(Collected data entries)
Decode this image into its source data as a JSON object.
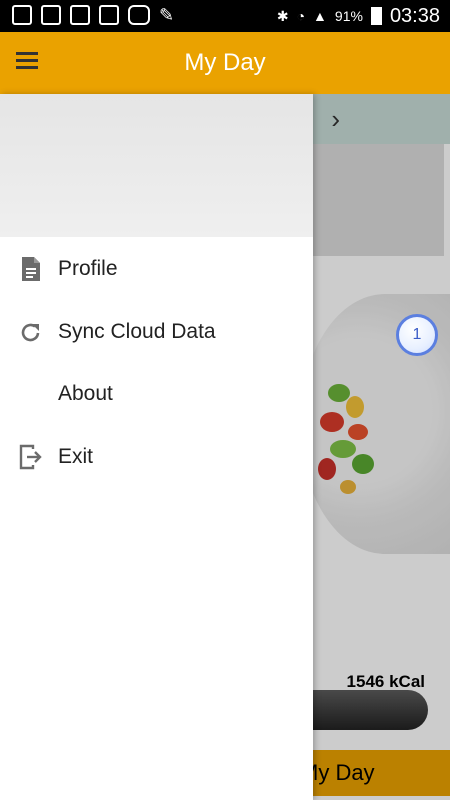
{
  "status_bar": {
    "battery": "91%",
    "time": "03:38",
    "icons": [
      "pinterest-icon",
      "gallery-icon",
      "amazon-icon",
      "amazon-icon",
      "youtube-icon",
      "pen-icon",
      "bluetooth-icon",
      "wifi-icon",
      "signal-icon",
      "battery-icon"
    ]
  },
  "app_bar": {
    "title": "My Day",
    "menu_icon": "hamburger-icon",
    "color": "#eaa200"
  },
  "drawer": {
    "items": [
      {
        "label": "Profile",
        "icon": "document-icon"
      },
      {
        "label": "Sync Cloud Data",
        "icon": "refresh-icon"
      },
      {
        "label": "About",
        "icon": ""
      },
      {
        "label": "Exit",
        "icon": "exit-icon"
      }
    ]
  },
  "background": {
    "calories": "1546 kCal",
    "bottom_button": "My Day",
    "badge_count": "1",
    "chevron_icon": "chevron-right-icon"
  }
}
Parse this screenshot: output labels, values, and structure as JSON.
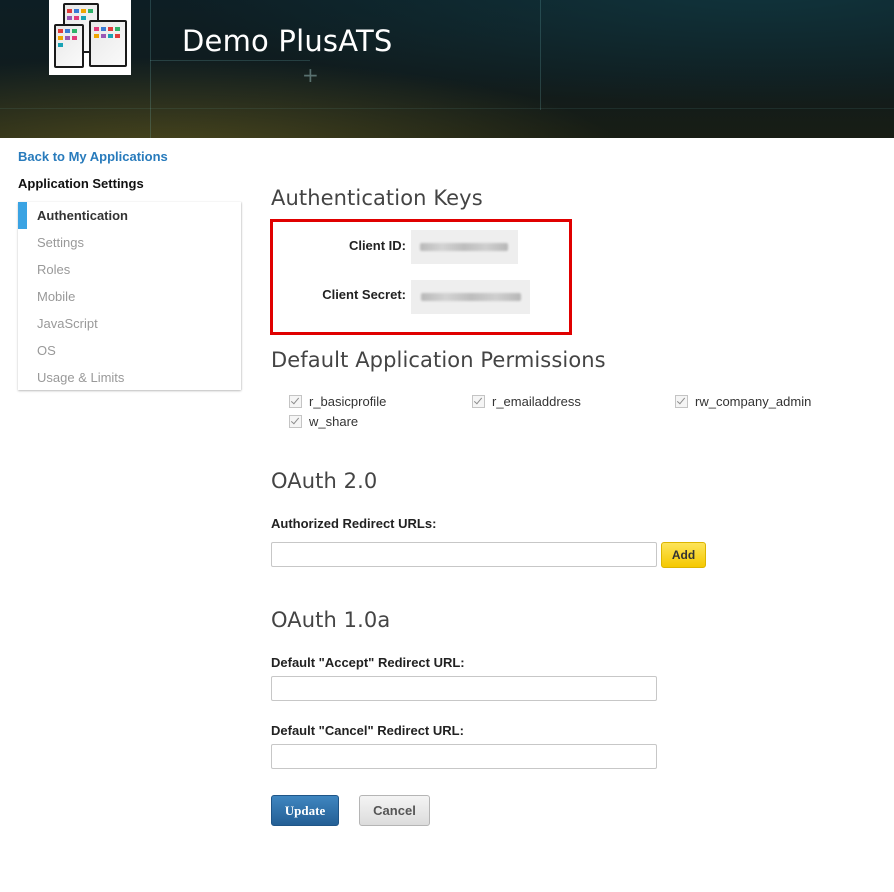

WHAT THE EXERCISE ASKS:
Reproduce each line word for word and drop the pictures.

PROBLEM SOLUTION:
Decode this image into its source data as a JSON object.
{
  "status_bar": {
    "battery": "91%",
    "time": "03:38",
    "icons": [
      "pinterest-icon",
      "gallery-icon",
      "amazon-icon",
      "amazon-icon",
      "youtube-icon",
      "pen-icon",
      "bluetooth-icon",
      "wifi-icon",
      "signal-icon",
      "battery-icon"
    ]
  },
  "app_bar": {
    "title": "My Day",
    "menu_icon": "hamburger-icon",
    "color": "#eaa200"
  },
  "drawer": {
    "items": [
      {
        "label": "Profile",
        "icon": "document-icon"
      },
      {
        "label": "Sync Cloud Data",
        "icon": "refresh-icon"
      },
      {
        "label": "About",
        "icon": ""
      },
      {
        "label": "Exit",
        "icon": "exit-icon"
      }
    ]
  },
  "background": {
    "calories": "1546 kCal",
    "bottom_button": "My Day",
    "badge_count": "1",
    "chevron_icon": "chevron-right-icon"
  }
}
Parse this screenshot: output labels, values, and structure as JSON.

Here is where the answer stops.